[Some records]
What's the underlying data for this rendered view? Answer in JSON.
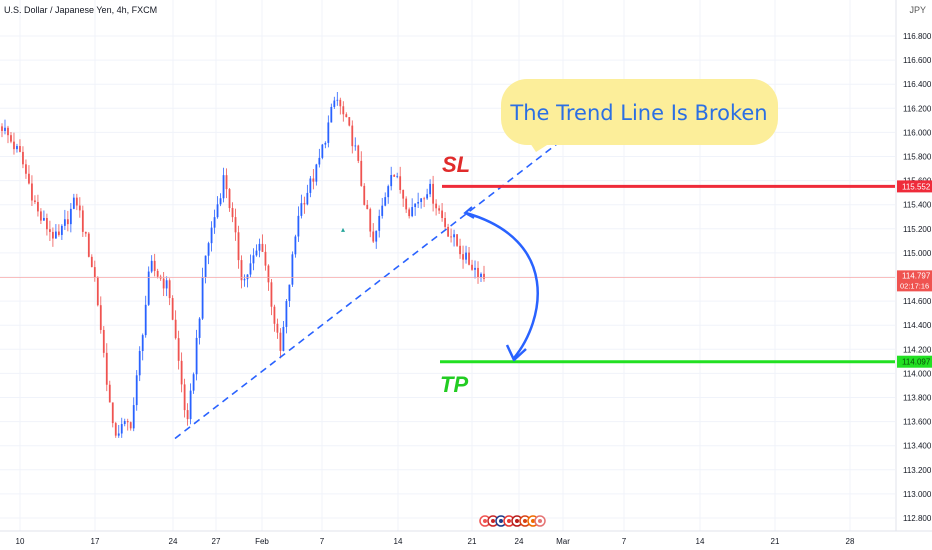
{
  "header": {
    "symbol_title": "U.S. Dollar / Japanese Yen, 4h, FXCM",
    "currency": "JPY"
  },
  "colors": {
    "up_candle": "#2962ff",
    "down_candle": "#ef5350",
    "sl_line": "#ef2b3a",
    "tp_line": "#22e022",
    "trend_line": "#2962ff",
    "callout_bg": "#fcee9a",
    "callout_text": "#2b6fe3",
    "last_price_bg": "#ef5350",
    "sl_text": "#e02b2b",
    "tp_text": "#22cc22",
    "arrow": "#2962ff"
  },
  "annotations": {
    "callout": "The Trend Line Is Broken",
    "sl_label": "SL",
    "tp_label": "TP"
  },
  "price_axis": {
    "ticks": [
      "116.800",
      "116.600",
      "116.400",
      "116.200",
      "116.000",
      "115.800",
      "115.600",
      "115.400",
      "115.200",
      "115.000",
      "114.800",
      "114.600",
      "114.400",
      "114.200",
      "114.000",
      "113.800",
      "113.600",
      "113.400",
      "113.200",
      "113.000",
      "112.800"
    ],
    "sl_price": "115.552",
    "last_price": "114.797",
    "countdown": "02:17:16",
    "tp_price": "114.097"
  },
  "time_axis": {
    "ticks": [
      "10",
      "17",
      "24",
      "27",
      "Feb",
      "7",
      "14",
      "21",
      "24",
      "Mar",
      "7",
      "14",
      "21",
      "28"
    ]
  },
  "chart_data": {
    "type": "candlestick",
    "symbol": "USDJPY",
    "interval": "4h",
    "ylim": [
      112.7,
      116.9
    ],
    "current_price": 114.797,
    "stop_loss": 115.552,
    "take_profit": 114.097,
    "trend_line": {
      "from_price": 113.46,
      "to_price": 116.02
    },
    "swing_points": [
      116.05,
      115.8,
      115.3,
      115.1,
      115.45,
      114.8,
      113.5,
      113.6,
      114.9,
      114.7,
      113.55,
      115.0,
      115.65,
      114.75,
      115.1,
      114.15,
      115.35,
      115.7,
      116.3,
      115.9,
      115.05,
      115.7,
      115.35,
      115.55,
      115.2,
      114.95,
      114.8
    ]
  }
}
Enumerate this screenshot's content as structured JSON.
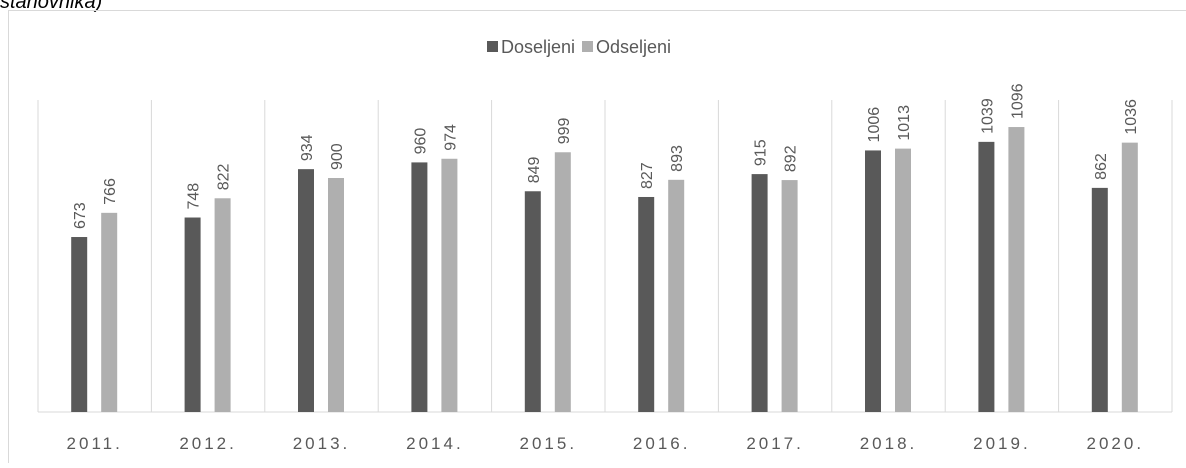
{
  "caption": "stanovnika)",
  "chart_data": {
    "type": "bar",
    "categories": [
      "2011.",
      "2012.",
      "2013.",
      "2014.",
      "2015.",
      "2016.",
      "2017.",
      "2018.",
      "2019.",
      "2020."
    ],
    "series": [
      {
        "name": "Doseljeni",
        "color": "#595959",
        "values": [
          673,
          748,
          934,
          960,
          849,
          827,
          915,
          1006,
          1039,
          862
        ]
      },
      {
        "name": "Odseljeni",
        "color": "#afafaf",
        "values": [
          766,
          822,
          900,
          974,
          999,
          893,
          892,
          1013,
          1096,
          1036
        ]
      }
    ],
    "ylim": [
      0,
      1200
    ],
    "legend": "top"
  }
}
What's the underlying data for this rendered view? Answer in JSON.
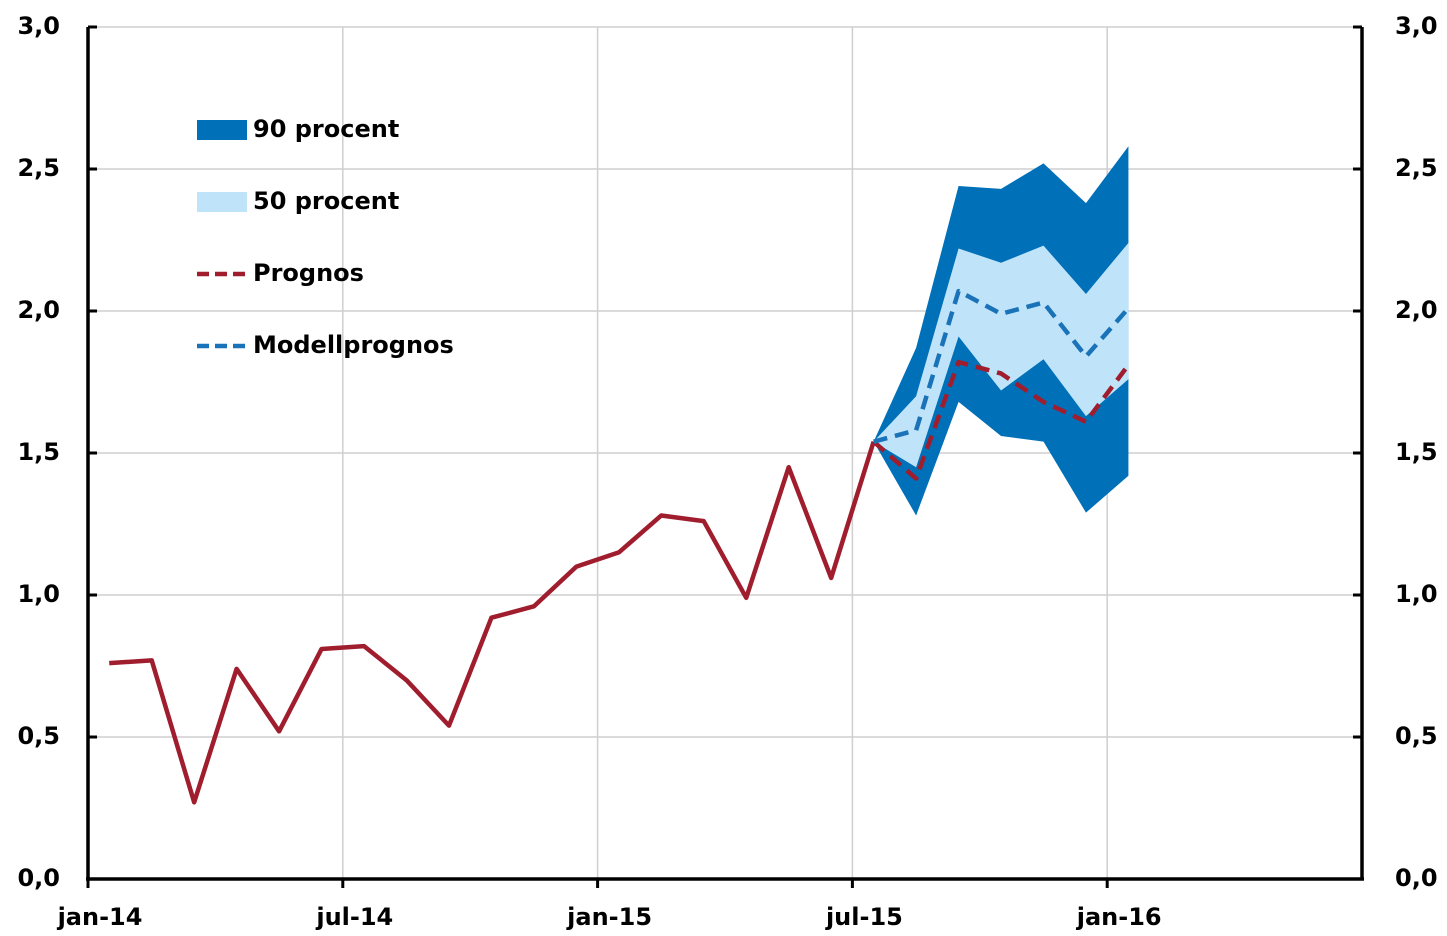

## [To do]
Transcribe the records above exactly as they appear, leaving out any pictures.

## [Answer to this exercise]
What's the underlying data for this rendered view? Answer in JSON.
{
  "header": {
    "symbol_title": "U.S. Dollar / Japanese Yen, 4h, FXCM",
    "currency": "JPY"
  },
  "colors": {
    "up_candle": "#2962ff",
    "down_candle": "#ef5350",
    "sl_line": "#ef2b3a",
    "tp_line": "#22e022",
    "trend_line": "#2962ff",
    "callout_bg": "#fcee9a",
    "callout_text": "#2b6fe3",
    "last_price_bg": "#ef5350",
    "sl_text": "#e02b2b",
    "tp_text": "#22cc22",
    "arrow": "#2962ff"
  },
  "annotations": {
    "callout": "The Trend Line Is Broken",
    "sl_label": "SL",
    "tp_label": "TP"
  },
  "price_axis": {
    "ticks": [
      "116.800",
      "116.600",
      "116.400",
      "116.200",
      "116.000",
      "115.800",
      "115.600",
      "115.400",
      "115.200",
      "115.000",
      "114.800",
      "114.600",
      "114.400",
      "114.200",
      "114.000",
      "113.800",
      "113.600",
      "113.400",
      "113.200",
      "113.000",
      "112.800"
    ],
    "sl_price": "115.552",
    "last_price": "114.797",
    "countdown": "02:17:16",
    "tp_price": "114.097"
  },
  "time_axis": {
    "ticks": [
      "10",
      "17",
      "24",
      "27",
      "Feb",
      "7",
      "14",
      "21",
      "24",
      "Mar",
      "7",
      "14",
      "21",
      "28"
    ]
  },
  "chart_data": {
    "type": "candlestick",
    "symbol": "USDJPY",
    "interval": "4h",
    "ylim": [
      112.7,
      116.9
    ],
    "current_price": 114.797,
    "stop_loss": 115.552,
    "take_profit": 114.097,
    "trend_line": {
      "from_price": 113.46,
      "to_price": 116.02
    },
    "swing_points": [
      116.05,
      115.8,
      115.3,
      115.1,
      115.45,
      114.8,
      113.5,
      113.6,
      114.9,
      114.7,
      113.55,
      115.0,
      115.65,
      114.75,
      115.1,
      114.15,
      115.35,
      115.7,
      116.3,
      115.9,
      115.05,
      115.7,
      115.35,
      115.55,
      115.2,
      114.95,
      114.8
    ]
  }
}
Enumerate this screenshot's content as structured JSON.
{
  "caption": "stanovnika)",
  "chart_data": {
    "type": "bar",
    "categories": [
      "2011.",
      "2012.",
      "2013.",
      "2014.",
      "2015.",
      "2016.",
      "2017.",
      "2018.",
      "2019.",
      "2020."
    ],
    "series": [
      {
        "name": "Doseljeni",
        "color": "#595959",
        "values": [
          673,
          748,
          934,
          960,
          849,
          827,
          915,
          1006,
          1039,
          862
        ]
      },
      {
        "name": "Odseljeni",
        "color": "#afafaf",
        "values": [
          766,
          822,
          900,
          974,
          999,
          893,
          892,
          1013,
          1096,
          1036
        ]
      }
    ],
    "ylim": [
      0,
      1200
    ],
    "legend": "top"
  }
}
What's the underlying data for this rendered view? Answer in JSON.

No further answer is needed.